Rows from a dataset:
⟨

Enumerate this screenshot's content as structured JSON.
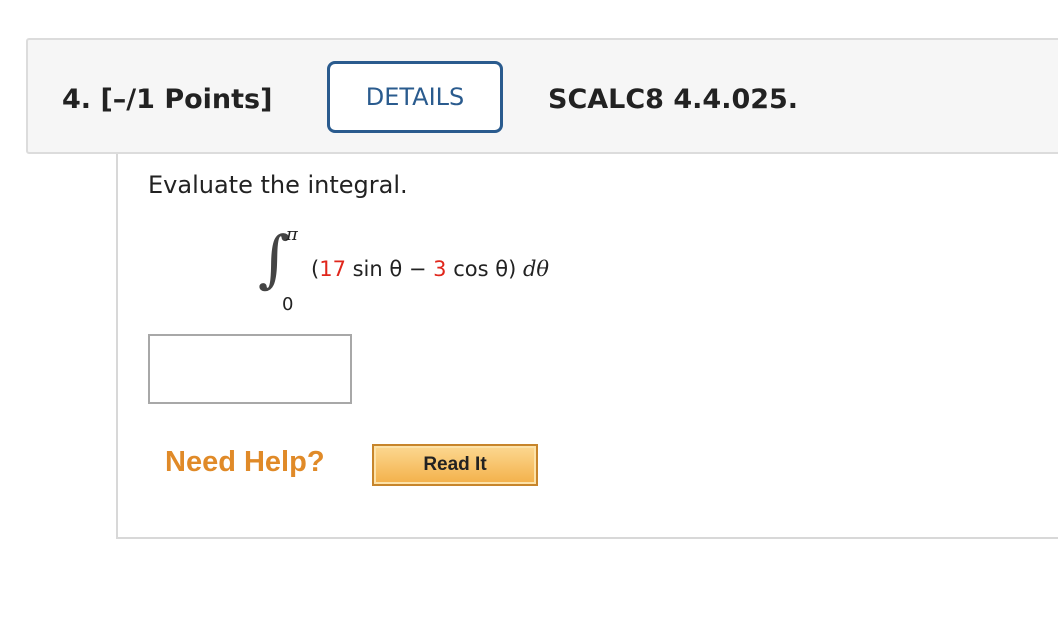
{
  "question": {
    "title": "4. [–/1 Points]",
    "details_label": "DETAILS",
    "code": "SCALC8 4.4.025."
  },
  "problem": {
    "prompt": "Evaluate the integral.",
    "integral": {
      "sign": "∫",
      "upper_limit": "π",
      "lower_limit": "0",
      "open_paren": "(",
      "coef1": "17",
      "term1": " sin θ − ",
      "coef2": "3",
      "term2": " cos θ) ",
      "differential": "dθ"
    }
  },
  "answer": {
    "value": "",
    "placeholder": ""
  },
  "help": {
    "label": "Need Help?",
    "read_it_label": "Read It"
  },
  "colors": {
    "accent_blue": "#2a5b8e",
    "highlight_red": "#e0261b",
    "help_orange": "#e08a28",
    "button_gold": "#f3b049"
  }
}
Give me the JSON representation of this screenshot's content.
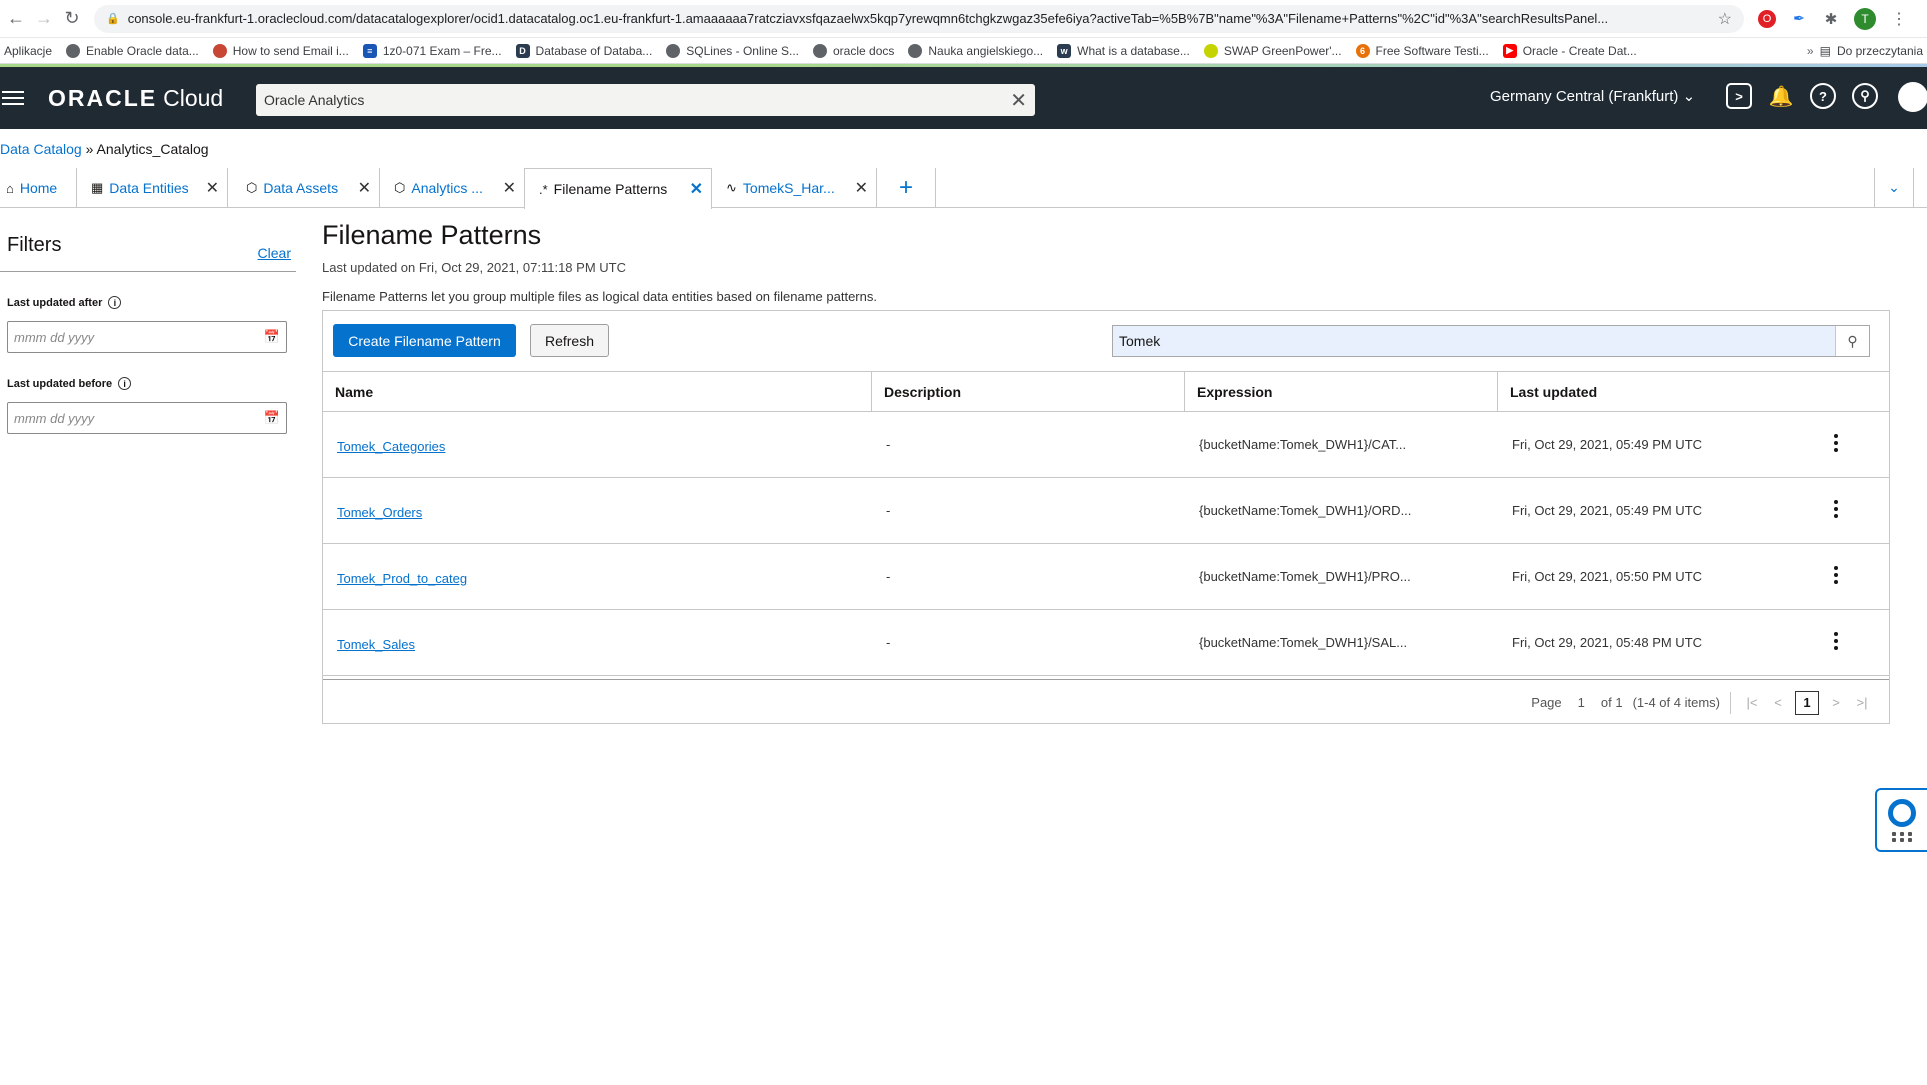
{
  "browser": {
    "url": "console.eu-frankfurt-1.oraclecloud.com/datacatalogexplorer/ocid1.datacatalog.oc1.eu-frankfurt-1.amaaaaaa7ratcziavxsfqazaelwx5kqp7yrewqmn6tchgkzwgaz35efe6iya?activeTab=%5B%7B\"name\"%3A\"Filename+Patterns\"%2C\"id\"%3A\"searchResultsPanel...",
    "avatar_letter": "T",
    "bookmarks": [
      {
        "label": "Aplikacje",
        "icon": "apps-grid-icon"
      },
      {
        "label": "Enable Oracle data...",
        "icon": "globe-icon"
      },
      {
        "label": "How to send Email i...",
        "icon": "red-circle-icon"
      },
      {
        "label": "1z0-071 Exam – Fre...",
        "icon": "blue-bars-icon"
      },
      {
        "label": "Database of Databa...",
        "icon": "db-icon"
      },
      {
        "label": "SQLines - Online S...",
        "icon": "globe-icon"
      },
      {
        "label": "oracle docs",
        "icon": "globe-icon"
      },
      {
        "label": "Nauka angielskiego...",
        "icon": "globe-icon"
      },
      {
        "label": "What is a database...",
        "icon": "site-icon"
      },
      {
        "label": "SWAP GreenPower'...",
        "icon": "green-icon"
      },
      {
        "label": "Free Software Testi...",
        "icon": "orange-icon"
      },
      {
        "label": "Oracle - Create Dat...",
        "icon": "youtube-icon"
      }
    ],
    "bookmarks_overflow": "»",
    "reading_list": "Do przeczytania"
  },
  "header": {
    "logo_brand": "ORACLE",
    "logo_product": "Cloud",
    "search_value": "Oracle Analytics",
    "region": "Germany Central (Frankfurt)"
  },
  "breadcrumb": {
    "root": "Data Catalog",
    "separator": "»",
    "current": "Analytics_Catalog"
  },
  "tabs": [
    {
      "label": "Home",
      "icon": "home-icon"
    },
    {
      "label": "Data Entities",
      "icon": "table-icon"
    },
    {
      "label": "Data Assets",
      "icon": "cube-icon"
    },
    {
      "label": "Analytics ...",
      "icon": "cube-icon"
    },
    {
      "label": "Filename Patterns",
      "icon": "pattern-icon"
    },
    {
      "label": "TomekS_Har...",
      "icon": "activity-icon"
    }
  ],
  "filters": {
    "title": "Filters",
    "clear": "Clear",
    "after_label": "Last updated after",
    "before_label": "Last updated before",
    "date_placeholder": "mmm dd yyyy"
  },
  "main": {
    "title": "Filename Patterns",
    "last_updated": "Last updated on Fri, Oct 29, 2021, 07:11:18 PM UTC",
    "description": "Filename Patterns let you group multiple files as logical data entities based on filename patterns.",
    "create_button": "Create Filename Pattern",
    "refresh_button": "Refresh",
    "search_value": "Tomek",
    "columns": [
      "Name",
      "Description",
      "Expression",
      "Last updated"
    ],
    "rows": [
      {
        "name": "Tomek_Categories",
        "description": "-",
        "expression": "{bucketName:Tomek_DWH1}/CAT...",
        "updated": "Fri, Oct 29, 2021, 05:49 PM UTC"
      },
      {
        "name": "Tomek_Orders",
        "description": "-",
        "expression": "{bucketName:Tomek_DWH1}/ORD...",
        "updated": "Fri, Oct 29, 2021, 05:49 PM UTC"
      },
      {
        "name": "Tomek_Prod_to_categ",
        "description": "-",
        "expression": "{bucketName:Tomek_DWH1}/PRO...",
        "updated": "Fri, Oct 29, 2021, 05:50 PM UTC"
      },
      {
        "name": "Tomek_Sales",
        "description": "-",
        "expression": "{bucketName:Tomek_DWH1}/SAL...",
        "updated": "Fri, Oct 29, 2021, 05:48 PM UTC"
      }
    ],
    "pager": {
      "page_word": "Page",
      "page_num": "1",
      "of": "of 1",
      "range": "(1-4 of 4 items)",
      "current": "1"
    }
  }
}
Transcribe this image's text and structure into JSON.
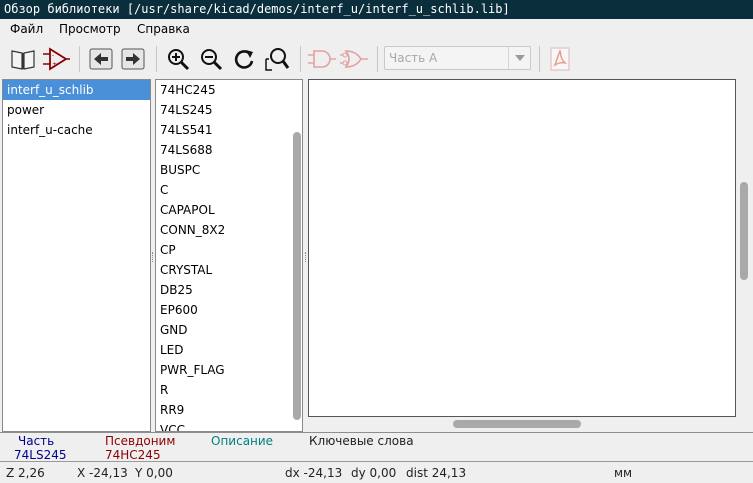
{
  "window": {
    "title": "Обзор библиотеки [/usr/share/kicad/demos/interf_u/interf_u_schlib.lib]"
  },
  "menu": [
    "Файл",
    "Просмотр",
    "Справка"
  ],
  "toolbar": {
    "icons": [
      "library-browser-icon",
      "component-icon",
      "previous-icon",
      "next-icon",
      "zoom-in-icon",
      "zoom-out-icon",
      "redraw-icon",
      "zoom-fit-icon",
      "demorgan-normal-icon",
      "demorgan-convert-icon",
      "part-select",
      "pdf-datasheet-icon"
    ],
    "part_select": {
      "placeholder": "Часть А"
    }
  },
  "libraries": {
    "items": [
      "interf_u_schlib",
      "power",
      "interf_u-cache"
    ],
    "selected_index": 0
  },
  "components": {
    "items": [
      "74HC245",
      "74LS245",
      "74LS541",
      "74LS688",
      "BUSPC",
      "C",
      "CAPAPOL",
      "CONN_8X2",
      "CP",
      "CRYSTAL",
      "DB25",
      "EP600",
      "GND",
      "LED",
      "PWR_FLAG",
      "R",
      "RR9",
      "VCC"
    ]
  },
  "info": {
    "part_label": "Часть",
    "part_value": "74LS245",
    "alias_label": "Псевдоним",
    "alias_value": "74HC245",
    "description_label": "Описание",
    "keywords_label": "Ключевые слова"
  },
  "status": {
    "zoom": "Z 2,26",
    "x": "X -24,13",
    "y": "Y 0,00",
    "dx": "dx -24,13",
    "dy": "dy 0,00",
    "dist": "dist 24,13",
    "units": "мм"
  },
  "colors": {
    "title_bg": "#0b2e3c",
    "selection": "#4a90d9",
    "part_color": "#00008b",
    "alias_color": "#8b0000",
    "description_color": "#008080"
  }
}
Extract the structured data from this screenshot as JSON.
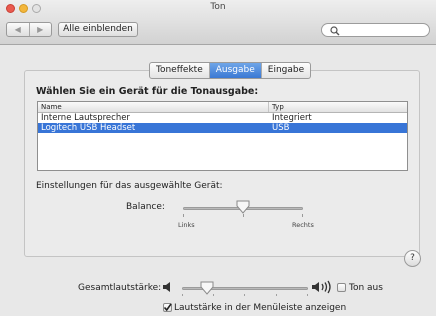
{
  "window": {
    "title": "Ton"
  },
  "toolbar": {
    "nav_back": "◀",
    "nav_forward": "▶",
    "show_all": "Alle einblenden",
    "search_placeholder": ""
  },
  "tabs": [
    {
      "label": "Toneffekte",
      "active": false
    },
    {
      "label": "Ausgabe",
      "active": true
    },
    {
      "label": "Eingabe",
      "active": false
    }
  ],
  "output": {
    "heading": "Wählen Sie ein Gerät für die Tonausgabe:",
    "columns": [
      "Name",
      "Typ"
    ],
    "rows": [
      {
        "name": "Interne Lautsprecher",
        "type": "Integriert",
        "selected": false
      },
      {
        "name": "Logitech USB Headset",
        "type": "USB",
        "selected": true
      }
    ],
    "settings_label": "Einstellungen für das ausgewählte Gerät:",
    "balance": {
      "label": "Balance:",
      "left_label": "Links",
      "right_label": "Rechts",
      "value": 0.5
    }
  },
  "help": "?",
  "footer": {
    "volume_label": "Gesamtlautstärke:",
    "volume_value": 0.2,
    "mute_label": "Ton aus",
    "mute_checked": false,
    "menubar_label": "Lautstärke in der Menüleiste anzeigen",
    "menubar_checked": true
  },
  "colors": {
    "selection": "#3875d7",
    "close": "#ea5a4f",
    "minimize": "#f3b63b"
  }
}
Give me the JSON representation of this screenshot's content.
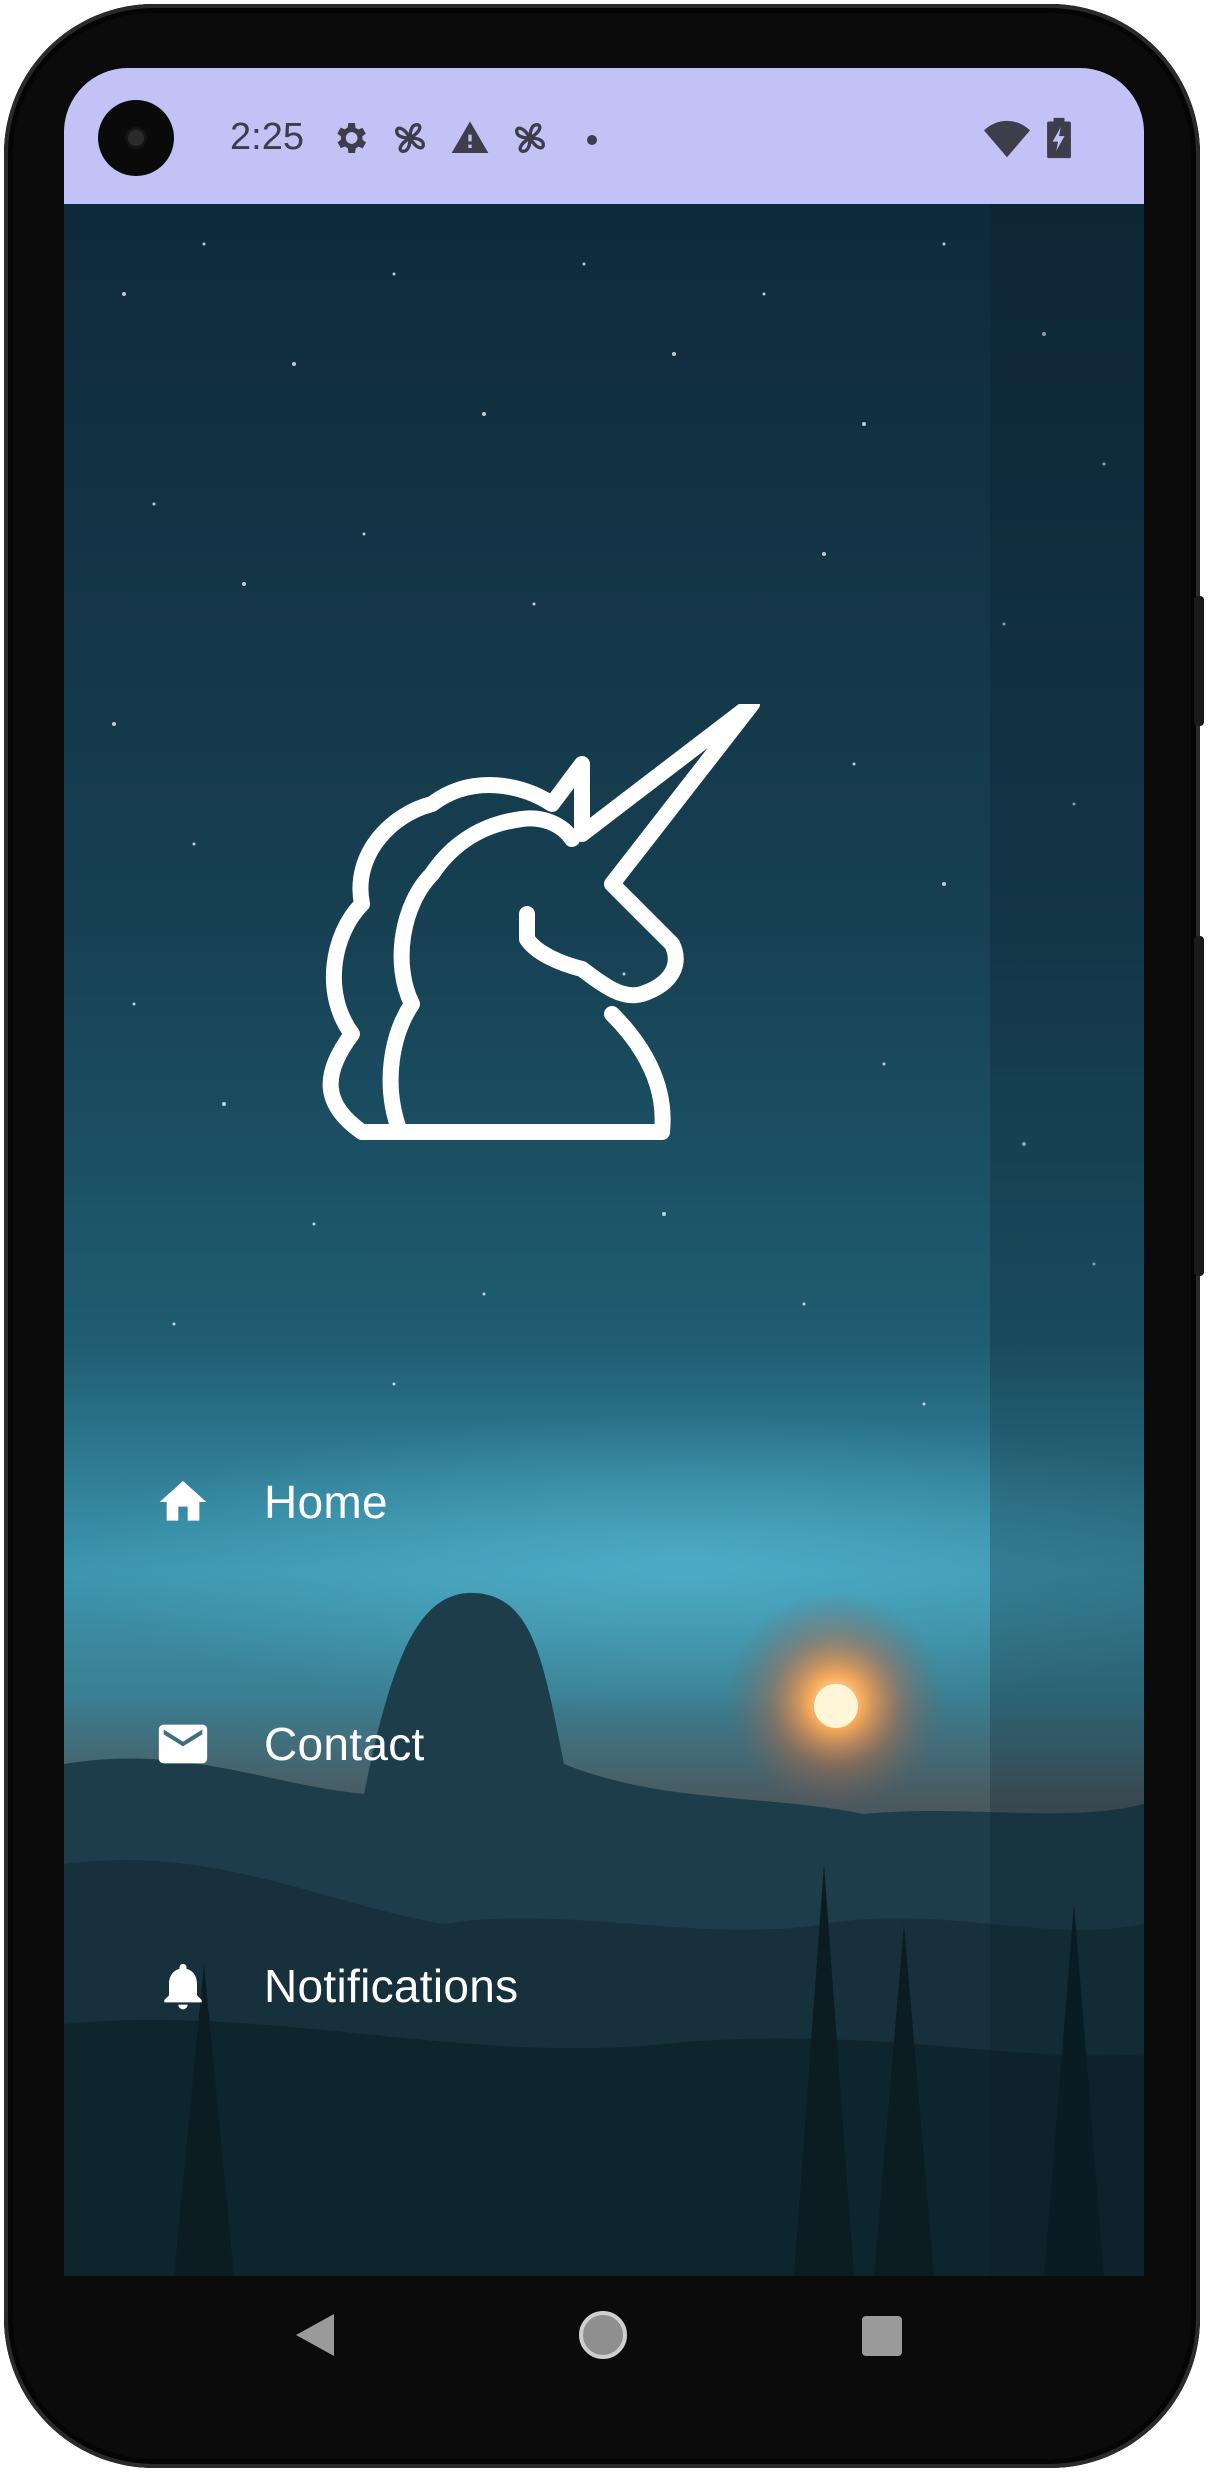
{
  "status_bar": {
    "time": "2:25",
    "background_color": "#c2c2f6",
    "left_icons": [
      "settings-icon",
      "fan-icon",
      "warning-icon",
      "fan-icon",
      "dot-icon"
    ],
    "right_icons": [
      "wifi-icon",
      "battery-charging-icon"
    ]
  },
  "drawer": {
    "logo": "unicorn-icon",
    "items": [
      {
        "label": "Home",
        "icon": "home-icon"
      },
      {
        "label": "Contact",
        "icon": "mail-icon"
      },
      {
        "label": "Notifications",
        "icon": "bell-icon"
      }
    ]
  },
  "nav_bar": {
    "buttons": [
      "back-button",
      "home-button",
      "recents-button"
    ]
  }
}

⟩

**Exercise goal**: Filter the entries above down to the lines containing the word "screenshot".

**The result**:
Enumerate this screenshot's content as structured JSON.
Give me the JSON representation of this screenshot's content.
Extract the structured data from this screenshot as JSON.
Give me the JSON representation of this screenshot's content.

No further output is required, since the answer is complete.